Information supplied:
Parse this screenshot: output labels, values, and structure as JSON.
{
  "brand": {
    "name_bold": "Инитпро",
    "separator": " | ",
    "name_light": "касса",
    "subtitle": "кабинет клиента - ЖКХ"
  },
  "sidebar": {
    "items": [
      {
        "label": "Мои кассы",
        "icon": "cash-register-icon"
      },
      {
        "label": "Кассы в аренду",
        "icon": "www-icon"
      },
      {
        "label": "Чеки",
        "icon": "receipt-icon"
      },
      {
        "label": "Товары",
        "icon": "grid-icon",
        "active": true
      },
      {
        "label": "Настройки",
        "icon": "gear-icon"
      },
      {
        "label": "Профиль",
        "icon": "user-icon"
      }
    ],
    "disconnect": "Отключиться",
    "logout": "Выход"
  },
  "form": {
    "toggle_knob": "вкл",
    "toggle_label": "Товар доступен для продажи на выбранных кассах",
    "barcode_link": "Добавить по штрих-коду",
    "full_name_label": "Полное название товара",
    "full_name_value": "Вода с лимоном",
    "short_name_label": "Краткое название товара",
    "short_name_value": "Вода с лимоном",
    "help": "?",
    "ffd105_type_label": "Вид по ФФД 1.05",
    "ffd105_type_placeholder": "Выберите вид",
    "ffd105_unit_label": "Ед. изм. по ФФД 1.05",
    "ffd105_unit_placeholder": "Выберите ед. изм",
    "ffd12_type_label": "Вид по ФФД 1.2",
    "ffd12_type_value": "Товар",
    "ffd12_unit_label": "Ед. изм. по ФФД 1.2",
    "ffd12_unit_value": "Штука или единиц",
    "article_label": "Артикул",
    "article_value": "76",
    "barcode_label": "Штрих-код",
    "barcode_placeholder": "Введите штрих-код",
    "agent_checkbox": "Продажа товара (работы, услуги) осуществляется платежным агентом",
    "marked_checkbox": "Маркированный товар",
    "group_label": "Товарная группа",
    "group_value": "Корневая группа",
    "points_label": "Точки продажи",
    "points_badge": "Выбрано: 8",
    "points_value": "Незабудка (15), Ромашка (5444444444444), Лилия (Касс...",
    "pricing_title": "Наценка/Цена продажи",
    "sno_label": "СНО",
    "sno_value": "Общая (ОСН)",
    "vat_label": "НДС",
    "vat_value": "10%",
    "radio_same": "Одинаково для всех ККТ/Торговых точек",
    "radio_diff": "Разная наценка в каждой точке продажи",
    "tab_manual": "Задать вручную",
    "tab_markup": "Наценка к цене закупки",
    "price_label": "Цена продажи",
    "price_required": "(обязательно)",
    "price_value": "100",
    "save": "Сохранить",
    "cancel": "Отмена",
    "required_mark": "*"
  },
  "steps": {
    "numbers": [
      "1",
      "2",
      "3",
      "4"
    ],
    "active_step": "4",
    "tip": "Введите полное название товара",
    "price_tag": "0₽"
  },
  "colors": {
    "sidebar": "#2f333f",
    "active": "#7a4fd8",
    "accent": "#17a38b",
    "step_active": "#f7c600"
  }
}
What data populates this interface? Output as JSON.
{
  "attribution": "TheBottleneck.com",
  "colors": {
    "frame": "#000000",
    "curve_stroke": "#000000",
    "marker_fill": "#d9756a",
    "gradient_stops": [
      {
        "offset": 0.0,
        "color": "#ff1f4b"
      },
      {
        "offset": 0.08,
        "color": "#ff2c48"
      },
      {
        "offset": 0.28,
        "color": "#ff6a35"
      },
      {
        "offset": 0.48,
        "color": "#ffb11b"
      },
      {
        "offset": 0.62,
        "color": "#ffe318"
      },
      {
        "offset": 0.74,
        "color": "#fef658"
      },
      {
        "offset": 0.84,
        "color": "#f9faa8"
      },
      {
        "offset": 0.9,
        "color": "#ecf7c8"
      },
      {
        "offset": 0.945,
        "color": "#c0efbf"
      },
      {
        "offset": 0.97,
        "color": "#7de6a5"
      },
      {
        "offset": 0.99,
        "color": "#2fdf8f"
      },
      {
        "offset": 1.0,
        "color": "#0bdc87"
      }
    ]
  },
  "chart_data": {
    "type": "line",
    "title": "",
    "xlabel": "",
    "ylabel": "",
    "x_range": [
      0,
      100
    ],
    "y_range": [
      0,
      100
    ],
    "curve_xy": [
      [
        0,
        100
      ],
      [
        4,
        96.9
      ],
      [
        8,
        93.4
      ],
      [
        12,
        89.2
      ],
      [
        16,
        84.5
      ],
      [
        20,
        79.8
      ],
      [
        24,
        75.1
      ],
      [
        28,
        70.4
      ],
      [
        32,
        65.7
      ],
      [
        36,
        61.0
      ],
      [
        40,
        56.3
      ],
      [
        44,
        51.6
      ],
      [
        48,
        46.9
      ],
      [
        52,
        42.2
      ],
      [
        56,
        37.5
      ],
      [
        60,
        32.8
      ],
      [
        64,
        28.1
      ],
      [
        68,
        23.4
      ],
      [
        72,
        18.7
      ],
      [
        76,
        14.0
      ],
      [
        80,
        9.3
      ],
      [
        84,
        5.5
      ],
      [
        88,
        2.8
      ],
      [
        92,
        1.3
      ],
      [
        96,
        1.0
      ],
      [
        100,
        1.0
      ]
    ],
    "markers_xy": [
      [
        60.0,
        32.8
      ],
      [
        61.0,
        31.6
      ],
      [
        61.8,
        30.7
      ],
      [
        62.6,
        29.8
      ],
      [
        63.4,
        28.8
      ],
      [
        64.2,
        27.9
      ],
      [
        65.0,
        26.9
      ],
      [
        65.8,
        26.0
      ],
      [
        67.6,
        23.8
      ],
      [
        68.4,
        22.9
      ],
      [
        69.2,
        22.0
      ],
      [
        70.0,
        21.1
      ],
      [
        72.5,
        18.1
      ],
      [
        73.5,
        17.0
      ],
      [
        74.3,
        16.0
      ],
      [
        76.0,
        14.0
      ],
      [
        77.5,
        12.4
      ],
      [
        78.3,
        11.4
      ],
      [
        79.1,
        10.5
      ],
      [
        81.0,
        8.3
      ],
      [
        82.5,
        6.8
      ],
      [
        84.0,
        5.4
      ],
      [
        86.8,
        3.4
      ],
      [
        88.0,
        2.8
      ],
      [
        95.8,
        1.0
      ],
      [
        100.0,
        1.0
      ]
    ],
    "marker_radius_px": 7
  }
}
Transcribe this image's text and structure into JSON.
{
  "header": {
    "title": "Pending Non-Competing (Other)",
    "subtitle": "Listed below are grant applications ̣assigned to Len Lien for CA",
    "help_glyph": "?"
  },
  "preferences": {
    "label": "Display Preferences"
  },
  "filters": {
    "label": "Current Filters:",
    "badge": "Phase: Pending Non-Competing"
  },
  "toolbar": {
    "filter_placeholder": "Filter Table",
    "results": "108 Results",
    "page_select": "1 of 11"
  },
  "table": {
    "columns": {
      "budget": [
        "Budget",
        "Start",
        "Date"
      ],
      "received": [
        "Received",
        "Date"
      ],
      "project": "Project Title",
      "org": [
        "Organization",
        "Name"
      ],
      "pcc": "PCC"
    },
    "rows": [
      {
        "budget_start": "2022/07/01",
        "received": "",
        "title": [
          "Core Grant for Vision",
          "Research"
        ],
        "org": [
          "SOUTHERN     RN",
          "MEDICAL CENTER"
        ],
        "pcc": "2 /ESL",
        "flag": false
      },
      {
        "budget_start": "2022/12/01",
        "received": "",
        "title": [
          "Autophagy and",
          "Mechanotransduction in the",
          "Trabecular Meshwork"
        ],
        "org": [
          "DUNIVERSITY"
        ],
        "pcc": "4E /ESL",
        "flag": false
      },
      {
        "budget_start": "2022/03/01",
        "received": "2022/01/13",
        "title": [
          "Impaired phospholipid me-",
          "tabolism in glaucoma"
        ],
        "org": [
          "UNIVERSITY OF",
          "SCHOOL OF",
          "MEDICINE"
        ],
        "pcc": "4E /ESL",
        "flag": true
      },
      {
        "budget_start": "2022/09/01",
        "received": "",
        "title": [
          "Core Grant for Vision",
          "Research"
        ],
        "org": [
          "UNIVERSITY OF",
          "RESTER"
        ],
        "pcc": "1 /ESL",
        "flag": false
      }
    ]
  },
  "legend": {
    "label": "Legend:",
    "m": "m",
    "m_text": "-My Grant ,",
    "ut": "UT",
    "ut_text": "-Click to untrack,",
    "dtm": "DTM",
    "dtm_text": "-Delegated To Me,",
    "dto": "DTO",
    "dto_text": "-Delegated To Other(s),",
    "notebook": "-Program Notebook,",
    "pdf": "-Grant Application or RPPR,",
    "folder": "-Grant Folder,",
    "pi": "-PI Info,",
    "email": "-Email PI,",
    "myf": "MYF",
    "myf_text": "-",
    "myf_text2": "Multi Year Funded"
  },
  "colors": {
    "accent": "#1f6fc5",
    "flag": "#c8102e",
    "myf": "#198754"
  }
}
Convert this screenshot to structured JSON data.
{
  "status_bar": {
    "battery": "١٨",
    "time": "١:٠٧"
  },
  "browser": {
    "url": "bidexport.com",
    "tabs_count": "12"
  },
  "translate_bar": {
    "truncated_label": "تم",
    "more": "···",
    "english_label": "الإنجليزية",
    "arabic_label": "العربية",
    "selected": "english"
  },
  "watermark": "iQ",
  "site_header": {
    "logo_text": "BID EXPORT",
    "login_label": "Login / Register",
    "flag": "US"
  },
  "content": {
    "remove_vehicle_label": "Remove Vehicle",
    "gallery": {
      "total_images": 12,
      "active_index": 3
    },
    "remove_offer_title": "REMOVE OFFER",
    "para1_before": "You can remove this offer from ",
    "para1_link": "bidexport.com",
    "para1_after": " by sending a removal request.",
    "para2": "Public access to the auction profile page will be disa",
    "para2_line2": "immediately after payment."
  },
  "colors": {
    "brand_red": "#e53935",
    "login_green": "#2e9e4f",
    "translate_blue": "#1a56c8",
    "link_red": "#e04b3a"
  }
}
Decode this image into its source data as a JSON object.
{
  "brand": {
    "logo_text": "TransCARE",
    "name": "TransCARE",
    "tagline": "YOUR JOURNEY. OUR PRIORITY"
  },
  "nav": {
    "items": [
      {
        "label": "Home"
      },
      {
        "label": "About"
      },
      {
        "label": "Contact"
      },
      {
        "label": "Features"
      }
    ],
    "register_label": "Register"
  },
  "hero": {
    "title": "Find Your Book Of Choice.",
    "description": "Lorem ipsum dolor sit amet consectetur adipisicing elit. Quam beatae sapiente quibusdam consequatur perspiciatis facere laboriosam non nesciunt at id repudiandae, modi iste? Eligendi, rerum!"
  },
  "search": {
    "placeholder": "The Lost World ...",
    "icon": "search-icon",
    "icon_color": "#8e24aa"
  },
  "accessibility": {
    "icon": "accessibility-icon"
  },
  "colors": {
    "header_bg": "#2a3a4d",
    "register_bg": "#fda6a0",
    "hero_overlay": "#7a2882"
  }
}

Set exercise: Look through the listing and extract every line with "JSON" in it.

The output:
Parse this screenshot: output labels, values, and structure as JSON.
What data populates this interface? Output as JSON.
Transcribe this image's text and structure into JSON.
Convert this screenshot to structured JSON data.
Decode this image into its source data as a JSON object.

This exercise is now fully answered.